-- begin Provided data --
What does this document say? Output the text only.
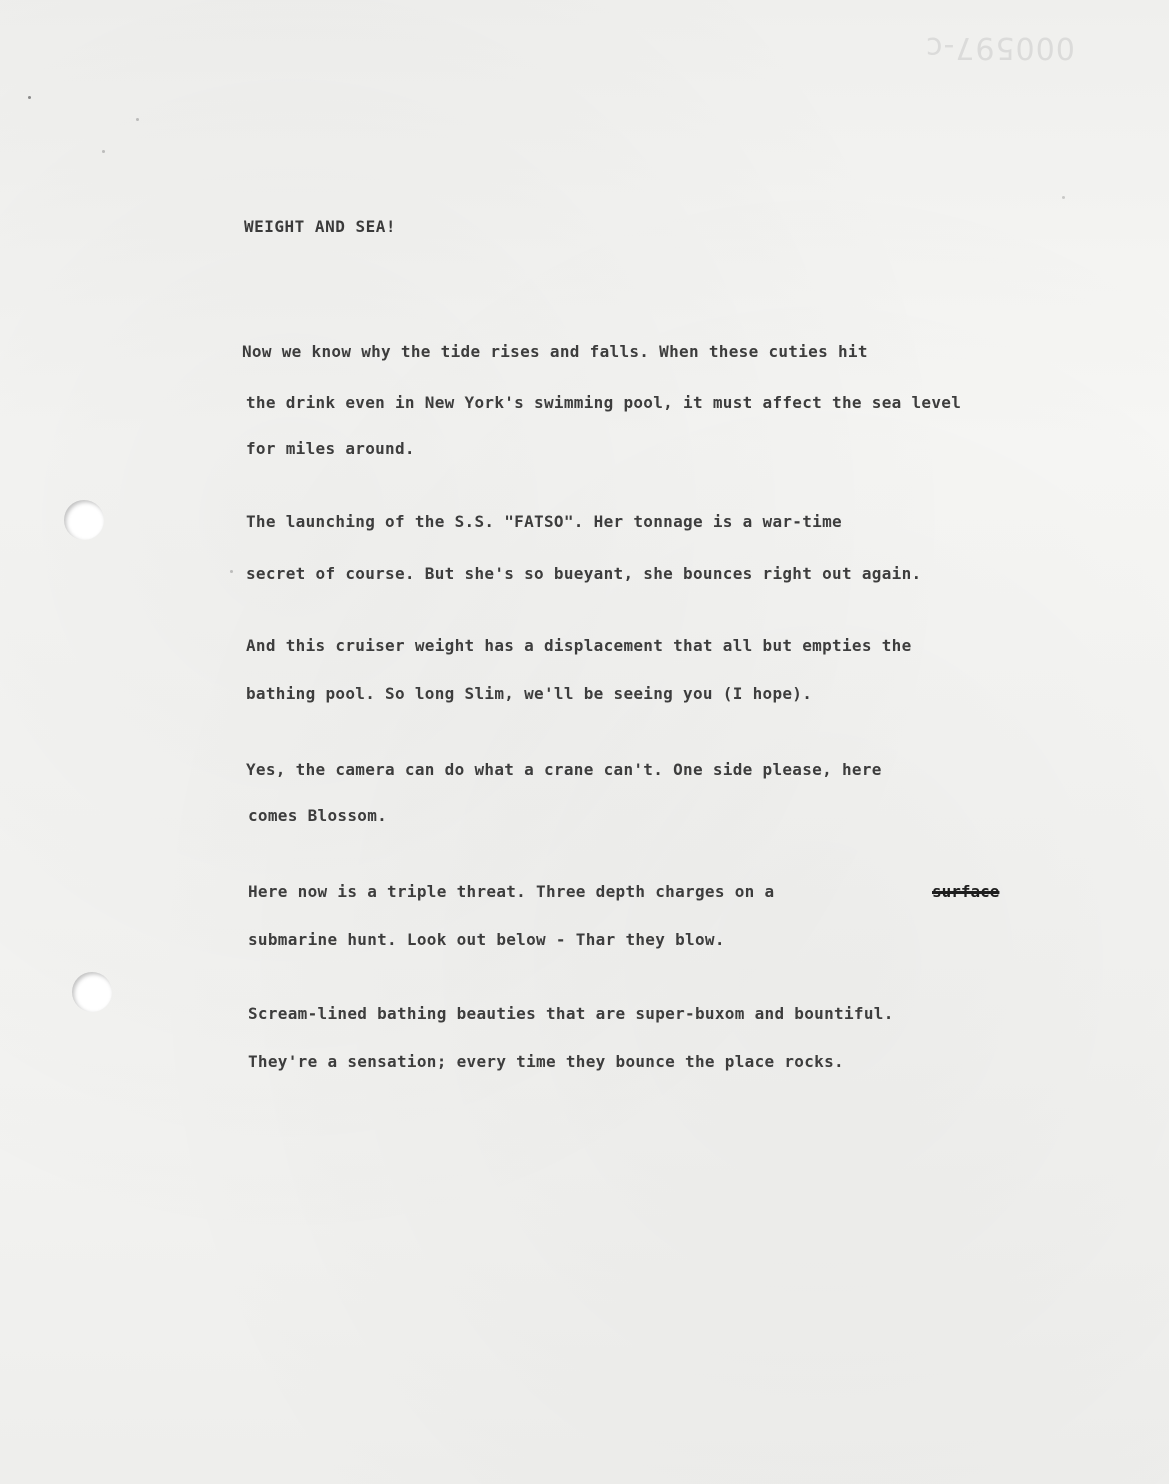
000597-c
WEIGHT AND SEA!
Now we know why the tide rises and falls. When these cuties hit
the drink even in New York's swimming pool, it must affect the sea level
for miles around.
The launching of the S.S. "FATSO". Her tonnage is a war-time
secret of course. But she's so bueyant, she bounces right out again.
And this cruiser weight has a displacement that all but empties the
bathing pool. So long Slim, we'll be seeing you (I hope).
Yes, the camera can do what a crane can't. One side please, here
comes Blossom.
Here now is a triple threat. Three depth charges on a	surface
submarine hunt. Look out below - Thar they blow.
Scream-lined bathing beauties that are super-buxom and bountiful.
They're a sensation; every time they bounce the place rocks.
-- end Provided data --
Keep the pictures out of the copy and write out the data exactly as it stands.

What does this document say? Output the text only.
000597-c
WEIGHT AND SEA!
Now we know why the tide rises and falls. When these cuties hit
the drink even in New York's swimming pool, it must affect the sea level
for miles around.
The launching of the S.S. "FATSO". Her tonnage is a war-time
secret of course. But she's so bueyant, she bounces right out again.
And this cruiser weight has a displacement that all but empties the
bathing pool. So long Slim, we'll be seeing you (I hope).
Yes, the camera can do what a crane can't. One side please, here
comes Blossom.
Here now is a triple threat. Three depth charges on a	surface
submarine hunt. Look out below - Thar they blow.
Scream-lined bathing beauties that are super-buxom and bountiful.
They're a sensation; every time they bounce the place rocks.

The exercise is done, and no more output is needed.